*Your goal*
Wherever "Care" appears in a line, list that line.

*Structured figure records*
## Start

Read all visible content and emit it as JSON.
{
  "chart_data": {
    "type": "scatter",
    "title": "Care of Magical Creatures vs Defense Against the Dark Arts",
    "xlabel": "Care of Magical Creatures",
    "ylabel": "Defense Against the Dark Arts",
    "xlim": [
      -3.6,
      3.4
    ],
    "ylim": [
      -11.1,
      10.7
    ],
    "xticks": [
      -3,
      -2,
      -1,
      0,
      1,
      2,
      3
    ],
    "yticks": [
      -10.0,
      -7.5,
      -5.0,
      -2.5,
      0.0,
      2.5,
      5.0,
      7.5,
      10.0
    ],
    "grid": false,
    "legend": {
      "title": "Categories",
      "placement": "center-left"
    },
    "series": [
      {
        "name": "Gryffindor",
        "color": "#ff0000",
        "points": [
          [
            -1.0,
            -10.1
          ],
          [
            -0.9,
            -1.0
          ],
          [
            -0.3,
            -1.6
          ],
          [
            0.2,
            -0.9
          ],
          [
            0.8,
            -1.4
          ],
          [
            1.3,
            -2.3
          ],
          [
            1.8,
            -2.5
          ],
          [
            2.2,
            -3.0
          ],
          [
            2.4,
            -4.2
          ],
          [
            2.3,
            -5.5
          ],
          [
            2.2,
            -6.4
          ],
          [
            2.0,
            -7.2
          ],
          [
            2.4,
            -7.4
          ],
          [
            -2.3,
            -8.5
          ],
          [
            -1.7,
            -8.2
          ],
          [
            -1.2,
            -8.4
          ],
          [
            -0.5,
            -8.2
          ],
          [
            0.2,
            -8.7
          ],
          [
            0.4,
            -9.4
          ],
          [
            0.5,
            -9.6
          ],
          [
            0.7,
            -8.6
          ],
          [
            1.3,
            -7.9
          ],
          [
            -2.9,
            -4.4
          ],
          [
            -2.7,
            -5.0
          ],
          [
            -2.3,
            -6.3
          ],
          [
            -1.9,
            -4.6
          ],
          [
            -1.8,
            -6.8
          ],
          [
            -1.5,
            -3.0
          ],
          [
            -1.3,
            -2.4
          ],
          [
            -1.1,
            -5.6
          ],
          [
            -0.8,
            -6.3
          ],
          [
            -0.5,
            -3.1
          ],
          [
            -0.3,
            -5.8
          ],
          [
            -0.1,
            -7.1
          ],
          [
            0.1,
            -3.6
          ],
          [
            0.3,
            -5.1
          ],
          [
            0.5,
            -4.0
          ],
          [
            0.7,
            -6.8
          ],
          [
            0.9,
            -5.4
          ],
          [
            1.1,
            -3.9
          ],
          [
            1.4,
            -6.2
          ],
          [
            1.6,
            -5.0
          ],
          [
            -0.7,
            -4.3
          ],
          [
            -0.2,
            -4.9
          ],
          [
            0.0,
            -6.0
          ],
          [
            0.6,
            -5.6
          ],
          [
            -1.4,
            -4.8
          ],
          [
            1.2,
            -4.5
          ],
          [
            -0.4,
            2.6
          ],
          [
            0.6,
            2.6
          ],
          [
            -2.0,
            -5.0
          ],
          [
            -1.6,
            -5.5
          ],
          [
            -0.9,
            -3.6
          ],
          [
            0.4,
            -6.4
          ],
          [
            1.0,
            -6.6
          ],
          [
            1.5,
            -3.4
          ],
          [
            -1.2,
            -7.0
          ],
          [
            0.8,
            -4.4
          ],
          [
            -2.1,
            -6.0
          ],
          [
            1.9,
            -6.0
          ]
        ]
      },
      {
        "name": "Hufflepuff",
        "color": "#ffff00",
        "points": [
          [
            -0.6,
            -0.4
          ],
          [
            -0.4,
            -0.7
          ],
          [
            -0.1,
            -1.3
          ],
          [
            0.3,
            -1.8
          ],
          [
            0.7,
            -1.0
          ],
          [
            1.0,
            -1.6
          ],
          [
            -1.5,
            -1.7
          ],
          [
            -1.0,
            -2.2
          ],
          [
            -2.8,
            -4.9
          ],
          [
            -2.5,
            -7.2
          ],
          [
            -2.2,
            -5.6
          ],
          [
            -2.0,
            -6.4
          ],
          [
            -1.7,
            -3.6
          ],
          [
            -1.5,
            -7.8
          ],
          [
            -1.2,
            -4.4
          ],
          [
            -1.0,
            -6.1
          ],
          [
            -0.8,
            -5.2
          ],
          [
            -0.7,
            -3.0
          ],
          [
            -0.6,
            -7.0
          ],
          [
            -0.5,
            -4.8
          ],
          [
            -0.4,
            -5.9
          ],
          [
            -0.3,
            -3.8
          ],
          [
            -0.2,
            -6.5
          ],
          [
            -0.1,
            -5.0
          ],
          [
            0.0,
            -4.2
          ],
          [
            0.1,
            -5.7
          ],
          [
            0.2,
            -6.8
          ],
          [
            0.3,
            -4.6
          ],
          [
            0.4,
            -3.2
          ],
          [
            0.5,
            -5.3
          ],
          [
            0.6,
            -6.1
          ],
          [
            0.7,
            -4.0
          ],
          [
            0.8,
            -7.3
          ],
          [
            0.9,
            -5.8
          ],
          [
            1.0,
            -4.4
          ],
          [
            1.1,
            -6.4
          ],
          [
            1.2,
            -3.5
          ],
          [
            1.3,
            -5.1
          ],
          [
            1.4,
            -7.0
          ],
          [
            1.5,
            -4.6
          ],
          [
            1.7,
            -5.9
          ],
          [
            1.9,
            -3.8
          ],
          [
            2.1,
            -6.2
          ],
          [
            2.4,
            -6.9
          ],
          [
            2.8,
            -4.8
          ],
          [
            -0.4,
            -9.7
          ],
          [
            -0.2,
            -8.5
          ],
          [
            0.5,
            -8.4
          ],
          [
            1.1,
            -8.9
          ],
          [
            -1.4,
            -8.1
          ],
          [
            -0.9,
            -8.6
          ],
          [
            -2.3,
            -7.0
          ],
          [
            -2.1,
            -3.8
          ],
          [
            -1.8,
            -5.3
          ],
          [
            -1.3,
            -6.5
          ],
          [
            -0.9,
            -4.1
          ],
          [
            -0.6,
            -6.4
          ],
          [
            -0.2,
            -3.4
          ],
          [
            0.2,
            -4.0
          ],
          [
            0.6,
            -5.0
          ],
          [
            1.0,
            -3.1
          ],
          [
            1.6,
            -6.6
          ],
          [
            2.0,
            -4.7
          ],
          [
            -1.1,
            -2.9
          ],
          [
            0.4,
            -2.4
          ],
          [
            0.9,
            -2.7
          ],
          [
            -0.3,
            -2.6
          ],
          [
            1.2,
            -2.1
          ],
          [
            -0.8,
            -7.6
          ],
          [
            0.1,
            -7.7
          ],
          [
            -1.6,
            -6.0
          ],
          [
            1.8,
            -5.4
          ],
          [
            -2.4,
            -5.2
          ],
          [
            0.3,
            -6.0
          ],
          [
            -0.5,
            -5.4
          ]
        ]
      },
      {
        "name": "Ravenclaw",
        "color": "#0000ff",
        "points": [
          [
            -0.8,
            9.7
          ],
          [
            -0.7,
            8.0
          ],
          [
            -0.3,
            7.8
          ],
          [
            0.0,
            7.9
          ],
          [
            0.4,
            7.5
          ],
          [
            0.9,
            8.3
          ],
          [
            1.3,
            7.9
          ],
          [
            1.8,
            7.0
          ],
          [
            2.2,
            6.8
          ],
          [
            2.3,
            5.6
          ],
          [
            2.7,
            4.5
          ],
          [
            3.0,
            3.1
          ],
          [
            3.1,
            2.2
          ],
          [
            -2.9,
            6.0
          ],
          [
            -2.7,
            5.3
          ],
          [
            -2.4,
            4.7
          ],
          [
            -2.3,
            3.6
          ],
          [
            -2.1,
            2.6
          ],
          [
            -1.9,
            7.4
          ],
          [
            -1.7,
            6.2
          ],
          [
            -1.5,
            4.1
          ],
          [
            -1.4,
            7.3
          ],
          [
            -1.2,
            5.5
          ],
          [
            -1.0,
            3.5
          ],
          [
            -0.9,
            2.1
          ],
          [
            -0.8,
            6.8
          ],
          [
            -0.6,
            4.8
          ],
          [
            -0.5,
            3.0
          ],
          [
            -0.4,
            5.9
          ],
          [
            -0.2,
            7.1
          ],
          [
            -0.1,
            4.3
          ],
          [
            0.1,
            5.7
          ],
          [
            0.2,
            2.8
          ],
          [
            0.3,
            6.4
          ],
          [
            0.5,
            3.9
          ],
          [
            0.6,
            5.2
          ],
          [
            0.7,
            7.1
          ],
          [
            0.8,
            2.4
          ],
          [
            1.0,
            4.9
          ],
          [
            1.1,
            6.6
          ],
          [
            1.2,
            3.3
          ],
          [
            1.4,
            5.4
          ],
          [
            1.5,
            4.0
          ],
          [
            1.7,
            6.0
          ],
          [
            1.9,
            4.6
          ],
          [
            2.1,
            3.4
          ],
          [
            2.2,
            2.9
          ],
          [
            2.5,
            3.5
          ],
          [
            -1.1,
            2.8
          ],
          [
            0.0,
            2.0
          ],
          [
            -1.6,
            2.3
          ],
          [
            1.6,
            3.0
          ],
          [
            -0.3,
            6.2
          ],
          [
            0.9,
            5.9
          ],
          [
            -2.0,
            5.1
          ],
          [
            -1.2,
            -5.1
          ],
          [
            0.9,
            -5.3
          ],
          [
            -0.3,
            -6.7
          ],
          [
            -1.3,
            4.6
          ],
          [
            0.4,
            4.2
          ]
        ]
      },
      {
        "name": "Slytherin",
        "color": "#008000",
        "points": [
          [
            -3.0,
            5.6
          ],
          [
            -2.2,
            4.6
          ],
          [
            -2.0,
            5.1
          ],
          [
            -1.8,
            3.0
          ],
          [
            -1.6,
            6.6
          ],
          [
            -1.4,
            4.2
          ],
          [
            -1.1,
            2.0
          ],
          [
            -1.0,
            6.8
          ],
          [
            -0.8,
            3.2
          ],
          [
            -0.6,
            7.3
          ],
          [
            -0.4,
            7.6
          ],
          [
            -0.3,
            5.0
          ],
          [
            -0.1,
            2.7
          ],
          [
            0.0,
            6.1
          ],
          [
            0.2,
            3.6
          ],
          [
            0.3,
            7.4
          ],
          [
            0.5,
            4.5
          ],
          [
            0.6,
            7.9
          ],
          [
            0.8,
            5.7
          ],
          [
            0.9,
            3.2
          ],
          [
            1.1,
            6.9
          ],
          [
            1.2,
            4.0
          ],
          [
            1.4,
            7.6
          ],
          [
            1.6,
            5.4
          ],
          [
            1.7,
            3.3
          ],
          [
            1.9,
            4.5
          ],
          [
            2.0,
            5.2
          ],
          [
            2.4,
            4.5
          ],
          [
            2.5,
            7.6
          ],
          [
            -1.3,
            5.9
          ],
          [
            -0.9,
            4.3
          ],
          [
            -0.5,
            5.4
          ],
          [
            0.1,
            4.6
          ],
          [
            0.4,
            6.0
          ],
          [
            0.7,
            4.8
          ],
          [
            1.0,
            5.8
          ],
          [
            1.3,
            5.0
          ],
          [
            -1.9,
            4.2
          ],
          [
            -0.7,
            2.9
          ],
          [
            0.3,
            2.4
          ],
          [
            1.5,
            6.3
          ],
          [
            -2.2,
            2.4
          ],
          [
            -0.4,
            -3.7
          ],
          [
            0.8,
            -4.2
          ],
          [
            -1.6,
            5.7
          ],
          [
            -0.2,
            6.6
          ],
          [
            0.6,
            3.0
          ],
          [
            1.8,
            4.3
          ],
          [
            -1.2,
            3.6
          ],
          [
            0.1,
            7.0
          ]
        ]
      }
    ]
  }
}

## End

*Output of the task*
    "title": "Care of Magical Creatures vs Defense Against the Dark Arts",
    "xlabel": "Care of Magical Creatures",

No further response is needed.